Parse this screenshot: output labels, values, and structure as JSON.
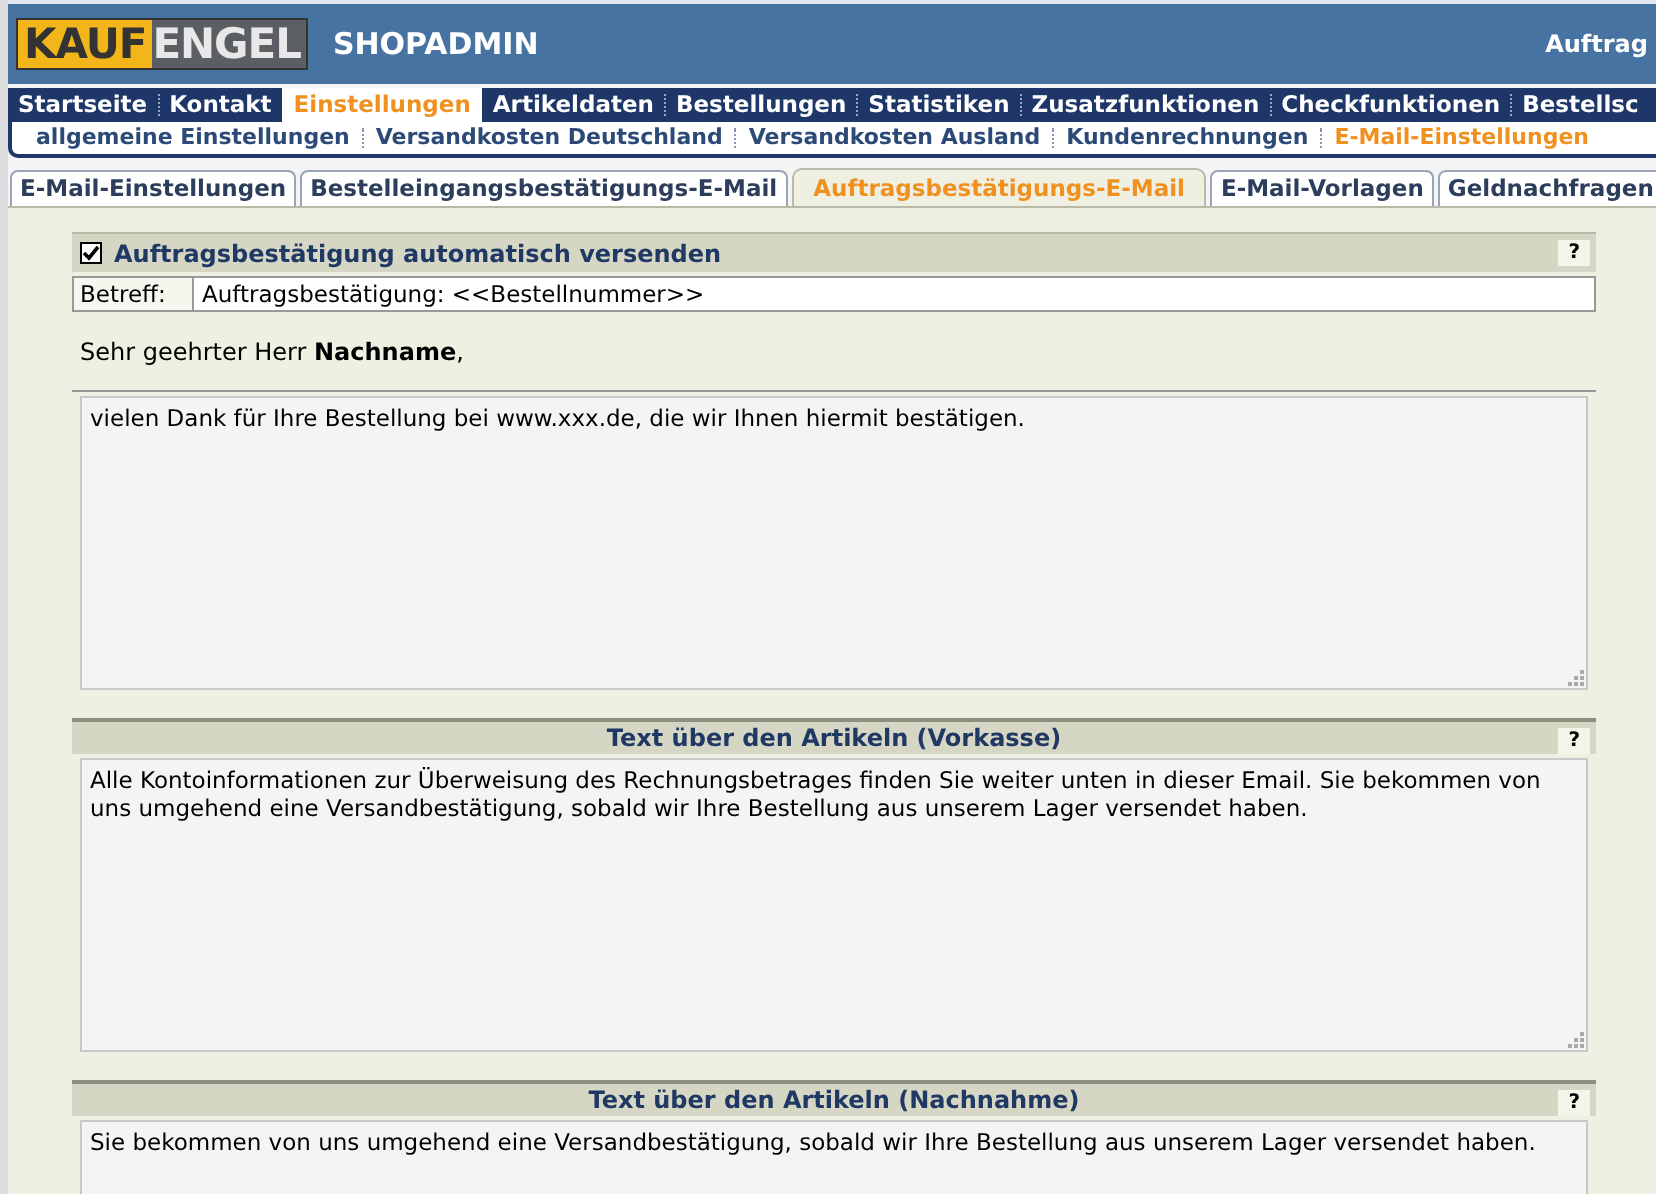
{
  "header": {
    "logo_part_1": "KAUF",
    "logo_part_2": "ENGEL",
    "app_title": "SHOPADMIN",
    "right_text": "Auftrag"
  },
  "nav": [
    {
      "label": "Startseite",
      "selected": false
    },
    {
      "label": "Kontakt",
      "selected": false
    },
    {
      "label": "Einstellungen",
      "selected": true
    },
    {
      "label": "Artikeldaten",
      "selected": false
    },
    {
      "label": "Bestellungen",
      "selected": false
    },
    {
      "label": "Statistiken",
      "selected": false
    },
    {
      "label": "Zusatzfunktionen",
      "selected": false
    },
    {
      "label": "Checkfunktionen",
      "selected": false
    },
    {
      "label": "Bestellsc",
      "selected": false
    }
  ],
  "subnav": [
    {
      "label": "allgemeine Einstellungen",
      "selected": false
    },
    {
      "label": "Versandkosten Deutschland",
      "selected": false
    },
    {
      "label": "Versandkosten Ausland",
      "selected": false
    },
    {
      "label": "Kundenrechnungen",
      "selected": false
    },
    {
      "label": "E-Mail-Einstellungen",
      "selected": true
    }
  ],
  "tabs": [
    {
      "label": "E-Mail-Einstellungen",
      "selected": false
    },
    {
      "label": "Bestelleingangsbestätigungs-E-Mail",
      "selected": false
    },
    {
      "label": "Auftragsbestätigungs-E-Mail",
      "selected": true
    },
    {
      "label": "E-Mail-Vorlagen",
      "selected": false
    },
    {
      "label": "Geldnachfragen",
      "selected": false
    }
  ],
  "auto_send": {
    "label": "Auftragsbestätigung automatisch versenden",
    "checked": true,
    "help": "?"
  },
  "subject": {
    "label": "Betreff:",
    "value": "Auftragsbestätigung: <<Bestellnummer>>"
  },
  "greeting": "Sehr geehrter Herr **Nachname**,",
  "intro_text": "vielen Dank für Ihre Bestellung bei www.xxx.de, die wir Ihnen hiermit bestätigen.",
  "sections": [
    {
      "title": "Text über den Artikeln (Vorkasse)",
      "help": "?",
      "text": "Alle Kontoinformationen zur Überweisung des Rechnungsbetrages finden Sie weiter unten in dieser Email. Sie bekommen von uns umgehend eine Versandbestätigung, sobald wir Ihre Bestellung aus unserem Lager versendet haben."
    },
    {
      "title": "Text über den Artikeln (Nachnahme)",
      "help": "?",
      "text": "Sie bekommen von uns umgehend eine Versandbestätigung, sobald wir Ihre Bestellung aus unserem Lager versendet haben."
    }
  ]
}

+--

* [Requirements]: Copy the records word for word, leaving no picture in the copy.

* [Answer below]:
Parse this screenshot: output labels, values, and structure as JSON.
{
  "header": {
    "logo_part_1": "KAUF",
    "logo_part_2": "ENGEL",
    "app_title": "SHOPADMIN",
    "right_text": "Auftrag"
  },
  "nav": [
    {
      "label": "Startseite",
      "selected": false
    },
    {
      "label": "Kontakt",
      "selected": false
    },
    {
      "label": "Einstellungen",
      "selected": true
    },
    {
      "label": "Artikeldaten",
      "selected": false
    },
    {
      "label": "Bestellungen",
      "selected": false
    },
    {
      "label": "Statistiken",
      "selected": false
    },
    {
      "label": "Zusatzfunktionen",
      "selected": false
    },
    {
      "label": "Checkfunktionen",
      "selected": false
    },
    {
      "label": "Bestellsc",
      "selected": false
    }
  ],
  "subnav": [
    {
      "label": "allgemeine Einstellungen",
      "selected": false
    },
    {
      "label": "Versandkosten Deutschland",
      "selected": false
    },
    {
      "label": "Versandkosten Ausland",
      "selected": false
    },
    {
      "label": "Kundenrechnungen",
      "selected": false
    },
    {
      "label": "E-Mail-Einstellungen",
      "selected": true
    }
  ],
  "tabs": [
    {
      "label": "E-Mail-Einstellungen",
      "selected": false
    },
    {
      "label": "Bestelleingangsbestätigungs-E-Mail",
      "selected": false
    },
    {
      "label": "Auftragsbestätigungs-E-Mail",
      "selected": true
    },
    {
      "label": "E-Mail-Vorlagen",
      "selected": false
    },
    {
      "label": "Geldnachfragen",
      "selected": false
    }
  ],
  "auto_send": {
    "label": "Auftragsbestätigung automatisch versenden",
    "checked": true,
    "help": "?"
  },
  "subject": {
    "label": "Betreff:",
    "value": "Auftragsbestätigung: <<Bestellnummer>>"
  },
  "greeting": "Sehr geehrter Herr **Nachname**,",
  "intro_text": "vielen Dank für Ihre Bestellung bei www.xxx.de, die wir Ihnen hiermit bestätigen.",
  "sections": [
    {
      "title": "Text über den Artikeln (Vorkasse)",
      "help": "?",
      "text": "Alle Kontoinformationen zur Überweisung des Rechnungsbetrages finden Sie weiter unten in dieser Email. Sie bekommen von uns umgehend eine Versandbestätigung, sobald wir Ihre Bestellung aus unserem Lager versendet haben."
    },
    {
      "title": "Text über den Artikeln (Nachnahme)",
      "help": "?",
      "text": "Sie bekommen von uns umgehend eine Versandbestätigung, sobald wir Ihre Bestellung aus unserem Lager versendet haben."
    }
  ]
}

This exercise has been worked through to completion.